──────── Input rows ────────

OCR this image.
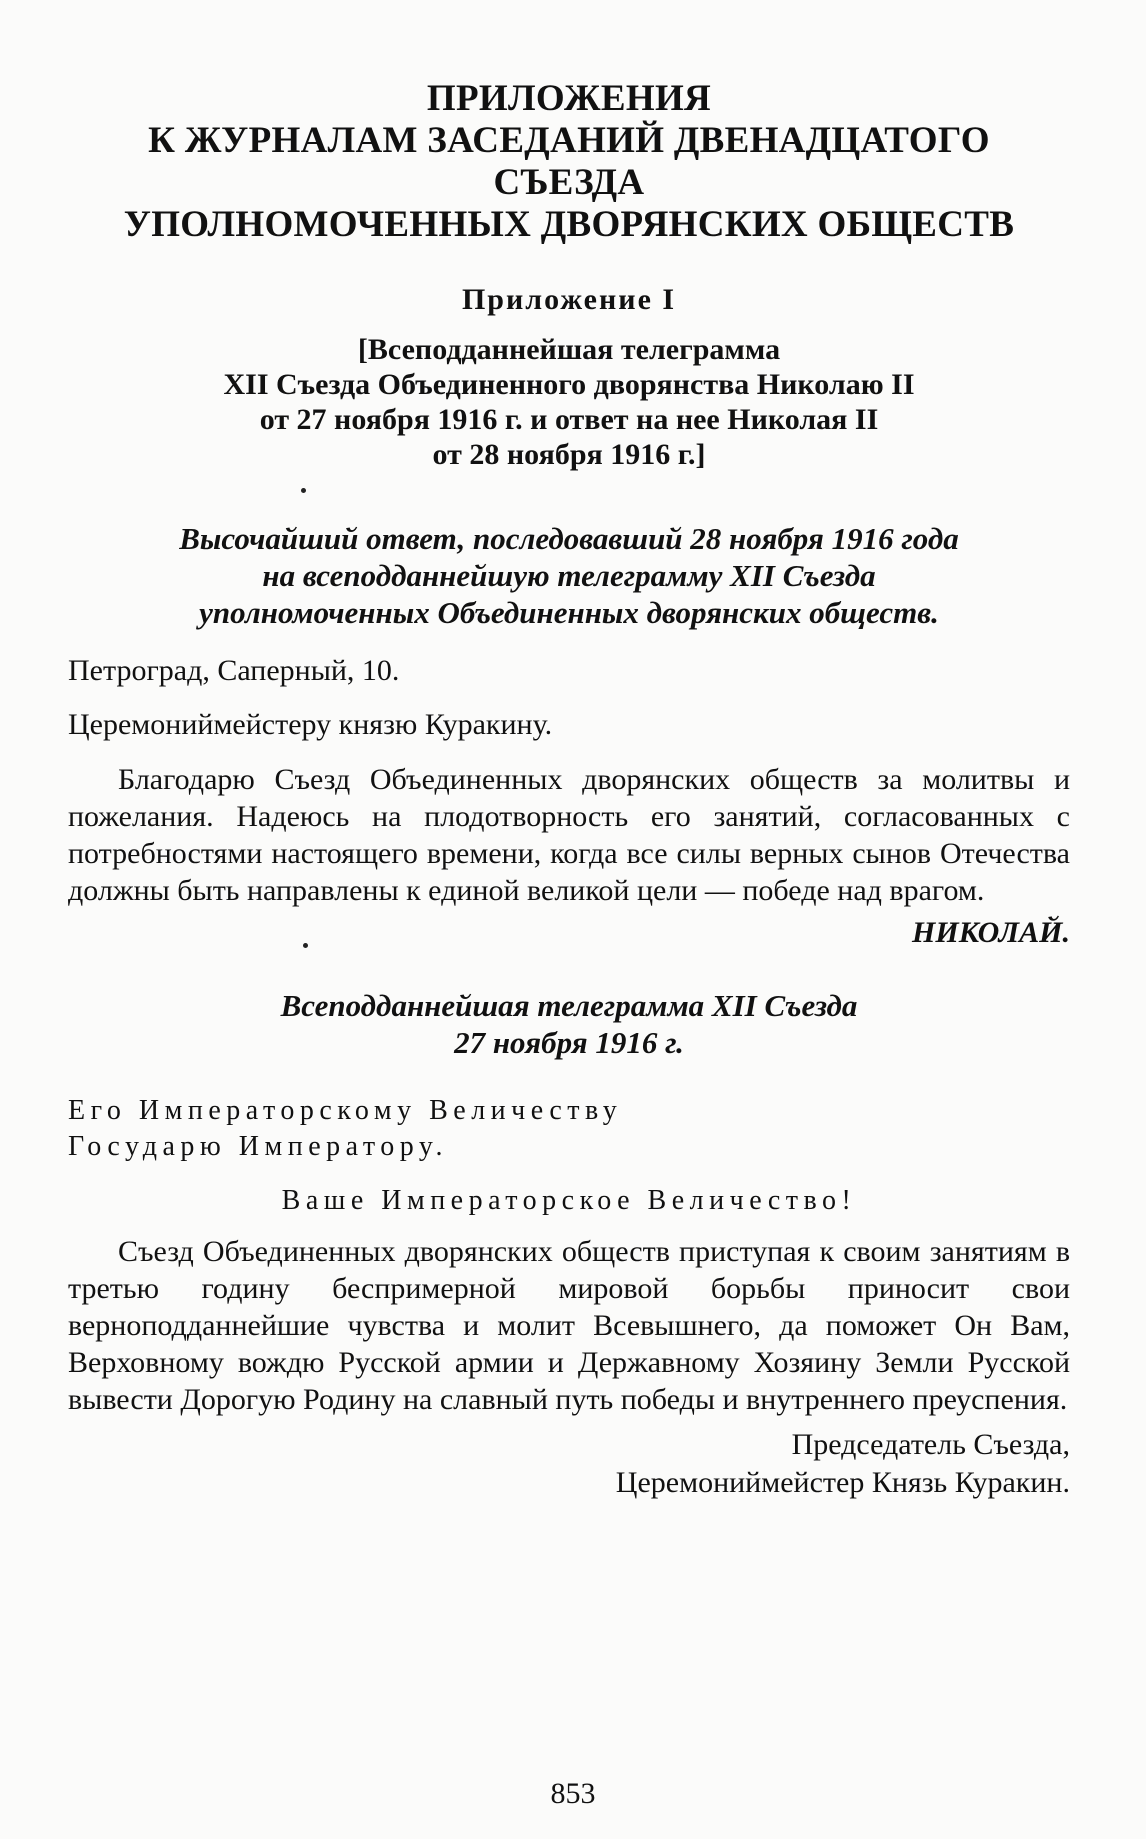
ПРИЛОЖЕНИЯ

К ЖУРНАЛАМ ЗАСЕДАНИЙ ДВЕНАДЦАТОГО СЪЕЗДА

УПОЛНОМОЧЕННЫХ ДВОРЯНСКИХ ОБЩЕСТВ

Приложение I
[Всеподданнейшая телеграмма
XII Съезда Объединенного дворянства Николаю II
от 27 ноября 1916 г. и ответ на нее Николая II
от 28 ноября 1916 г.]
Высочайший ответ, последовавший 28 ноября 1916 года
на всеподданнейшую телеграмму XII Съезда
уполномоченных Объединенных дворянских обществ.
Петроград, Саперный, 10.
Церемониймейстеру князю Куракину.
Благодарю Съезд Объединенных дворянских обществ за молитвы и пожелания. Надеюсь на плодотворность его занятий, согласованных с потребностями настоящего времени, когда все силы верных сынов Отечества должны быть направлены к единой великой цели — победе над врагом.
НИКОЛАЙ.
Всеподданнейшая телеграмма XII Съезда
27 ноября 1916 г.
Его Императорскому Величеству
Государю Императору.
Ваше Императорское Величество!
Съезд Объединенных дворянских обществ приступая к своим занятиям в третью годину беспримерной мировой борьбы приносит свои верноподданнейшие чувства и молит Всевышнего, да поможет Он Вам, Верховному вождю Русской армии и Державному Хозяину Земли Русской вывести Дорогую Родину на славный путь победы и внутреннего преуспения.
Председатель Съезда,
Церемониймейстер Князь Куракин.
853
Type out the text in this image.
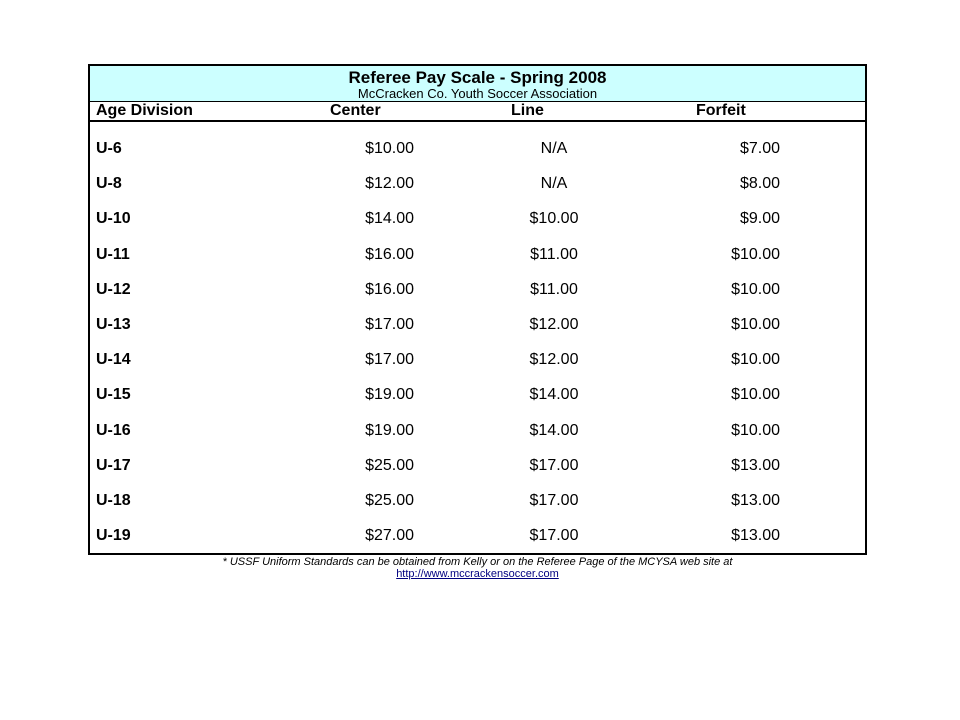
Referee Pay Scale - Spring 2008
McCracken Co. Youth Soccer Association
Age Division	Center	Line	Forfeit
U-6	$10.00	N/A	$7.00
U-8	$12.00	N/A	$8.00
U-10	$14.00	$10.00	$9.00
U-11	$16.00	$11.00	$10.00
U-12	$16.00	$11.00	$10.00
U-13	$17.00	$12.00	$10.00
U-14	$17.00	$12.00	$10.00
U-15	$19.00	$14.00	$10.00
U-16	$19.00	$14.00	$10.00
U-17	$25.00	$17.00	$13.00
U-18	$25.00	$17.00	$13.00
U-19	$27.00	$17.00	$13.00
* USSF Uniform Standards can be obtained from Kelly or on the Referee Page of the MCYSA web site at
http://www.mccrackensoccer.com
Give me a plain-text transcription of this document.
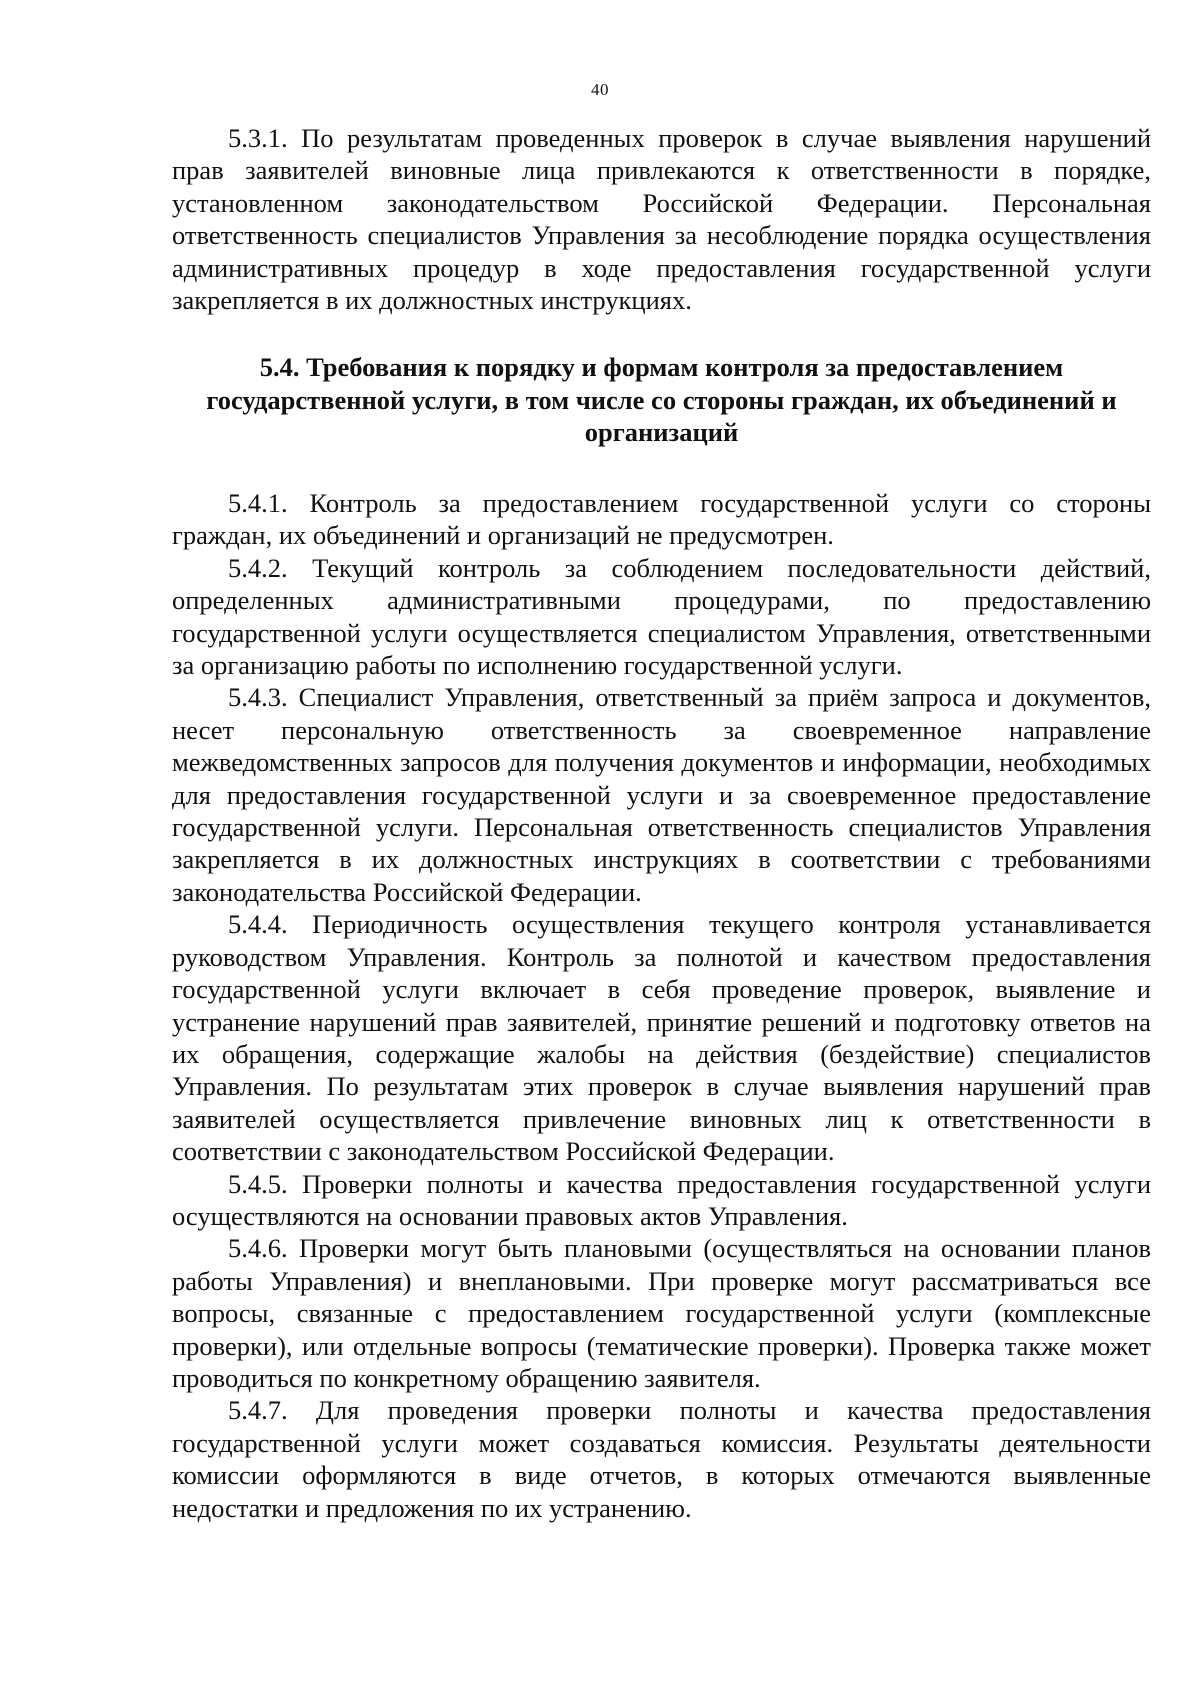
40

5.3.1. По результатам проведенных проверок в случае выявления нарушений прав заявителей виновные лица привлекаются к ответственности в порядке, установленном законодательством Российской Федерации. Персональная ответственность специалистов Управления за несоблюдение порядка осуществления административных процедур в ходе предоставления государственной услуги закрепляется в их должностных инструкциях.

5.4. Требования к порядку и формам контроля за предоставлением государственной услуги, в том числе со стороны граждан, их объединений и организаций

5.4.1. Контроль за предоставлением государственной услуги со стороны граждан, их объединений и организаций не предусмотрен.

5.4.2. Текущий контроль за соблюдением последовательности действий, определенных административными процедурами, по предоставлению государственной услуги осуществляется специалистом Управления, ответственными за организацию работы по исполнению государственной услуги.

5.4.3. Специалист Управления, ответственный за приём запроса и документов, несет персональную ответственность за своевременное направление межведомственных запросов для получения документов и информации, необходимых для предоставления государственной услуги и за своевременное предоставление государственной услуги. Персональная ответственность специалистов Управления закрепляется в их должностных инструкциях в соответствии с требованиями законодательства Российской Федерации.

5.4.4. Периодичность осуществления текущего контроля устанавливается руководством Управления. Контроль за полнотой и качеством предоставления государственной услуги включает в себя проведение проверок, выявление и устранение нарушений прав заявителей, принятие решений и подготовку ответов на их обращения, содержащие жалобы на действия (бездействие) специалистов Управления. По результатам этих проверок в случае выявления нарушений прав заявителей осуществляется привлечение виновных лиц к ответственности в соответствии с законодательством Российской Федерации.

5.4.5. Проверки полноты и качества предоставления государственной услуги осуществляются на основании правовых актов Управления.

5.4.6. Проверки могут быть плановыми (осуществляться на основании планов работы Управления) и внеплановыми. При проверке могут рассматриваться все вопросы, связанные с предоставлением государственной услуги (комплексные проверки), или отдельные вопросы (тематические проверки). Проверка также может проводиться по конкретному обращению заявителя.

5.4.7. Для проведения проверки полноты и качества предоставления государственной услуги может создаваться комиссия. Результаты деятельности комиссии оформляются в виде отчетов, в которых отмечаются выявленные недостатки и предложения по их устранению.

────────

— Directive —
Go through the listing above and return every line where the word "Всеподданнейшая" occurs.

— Result of this task —
[Всеподданнейшая телеграмма
Всеподданнейшая телеграмма XII Съезда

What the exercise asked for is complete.